What the task requires
All material below is to be reproduced exactly.

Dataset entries
....................

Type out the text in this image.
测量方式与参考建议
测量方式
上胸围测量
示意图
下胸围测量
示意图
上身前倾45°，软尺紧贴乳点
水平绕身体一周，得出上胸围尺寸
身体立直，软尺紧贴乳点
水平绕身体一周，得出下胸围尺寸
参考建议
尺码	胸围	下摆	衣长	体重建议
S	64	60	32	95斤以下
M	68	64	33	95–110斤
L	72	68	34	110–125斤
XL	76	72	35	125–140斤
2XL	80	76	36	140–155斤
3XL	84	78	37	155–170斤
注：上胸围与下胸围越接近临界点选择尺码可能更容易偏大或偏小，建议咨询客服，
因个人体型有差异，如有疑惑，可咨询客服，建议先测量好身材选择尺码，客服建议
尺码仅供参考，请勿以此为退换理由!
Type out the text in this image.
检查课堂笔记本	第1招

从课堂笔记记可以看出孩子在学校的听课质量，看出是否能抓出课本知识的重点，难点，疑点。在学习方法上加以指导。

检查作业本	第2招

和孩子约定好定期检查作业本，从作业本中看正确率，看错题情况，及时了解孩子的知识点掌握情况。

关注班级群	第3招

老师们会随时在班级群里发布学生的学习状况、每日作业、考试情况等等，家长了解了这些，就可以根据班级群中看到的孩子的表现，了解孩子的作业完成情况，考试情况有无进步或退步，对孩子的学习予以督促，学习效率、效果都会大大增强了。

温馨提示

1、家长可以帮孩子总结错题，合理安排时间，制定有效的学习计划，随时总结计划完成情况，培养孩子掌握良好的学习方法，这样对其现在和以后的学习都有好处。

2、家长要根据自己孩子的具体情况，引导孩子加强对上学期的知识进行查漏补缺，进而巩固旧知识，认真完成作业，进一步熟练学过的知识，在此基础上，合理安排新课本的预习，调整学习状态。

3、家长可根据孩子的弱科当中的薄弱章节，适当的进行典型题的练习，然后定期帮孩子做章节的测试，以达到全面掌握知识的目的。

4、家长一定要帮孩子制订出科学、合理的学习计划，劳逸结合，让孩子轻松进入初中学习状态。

....................

The completed task
Type out the text in this image.
测量方式与参考建议
测量方式
上胸围测量
示意图
下胸围测量
示意图
上身前倾45°，软尺紧贴乳点
水平绕身体一周，得出上胸围尺寸
身体立直，软尺紧贴乳点
水平绕身体一周，得出下胸围尺寸
参考建议
尺码	胸围	下摆	衣长	体重建议
S	64	60	32	95斤以下
M	68	64	33	95–110斤
L	72	68	34	110–125斤
XL	76	72	35	125–140斤
2XL	80	76	36	140–155斤
3XL	84	78	37	155–170斤
注：上胸围与下胸围越接近临界点选择尺码可能更容易偏大或偏小，建议咨询客服，
因个人体型有差异，如有疑惑，可咨询客服，建议先测量好身材选择尺码，客服建议
尺码仅供参考，请勿以此为退换理由!
Type out the text in this image.
检查课堂笔记本	第1招

从课堂笔记记可以看出孩子在学校的听课质量，看出是否能抓出课本知识的重点，难点，疑点。在学习方法上加以指导。

检查作业本	第2招

和孩子约定好定期检查作业本，从作业本中看正确率，看错题情况，及时了解孩子的知识点掌握情况。

关注班级群	第3招

老师们会随时在班级群里发布学生的学习状况、每日作业、考试情况等等，家长了解了这些，就可以根据班级群中看到的孩子的表现，了解孩子的作业完成情况，考试情况有无进步或退步，对孩子的学习予以督促，学习效率、效果都会大大增强了。

温馨提示

1、家长可以帮孩子总结错题，合理安排时间，制定有效的学习计划，随时总结计划完成情况，培养孩子掌握良好的学习方法，这样对其现在和以后的学习都有好处。

2、家长要根据自己孩子的具体情况，引导孩子加强对上学期的知识进行查漏补缺，进而巩固旧知识，认真完成作业，进一步熟练学过的知识，在此基础上，合理安排新课本的预习，调整学习状态。

3、家长可根据孩子的弱科当中的薄弱章节，适当的进行典型题的练习，然后定期帮孩子做章节的测试，以达到全面掌握知识的目的。

4、家长一定要帮孩子制订出科学、合理的学习计划，劳逸结合，让孩子轻松进入初中学习状态。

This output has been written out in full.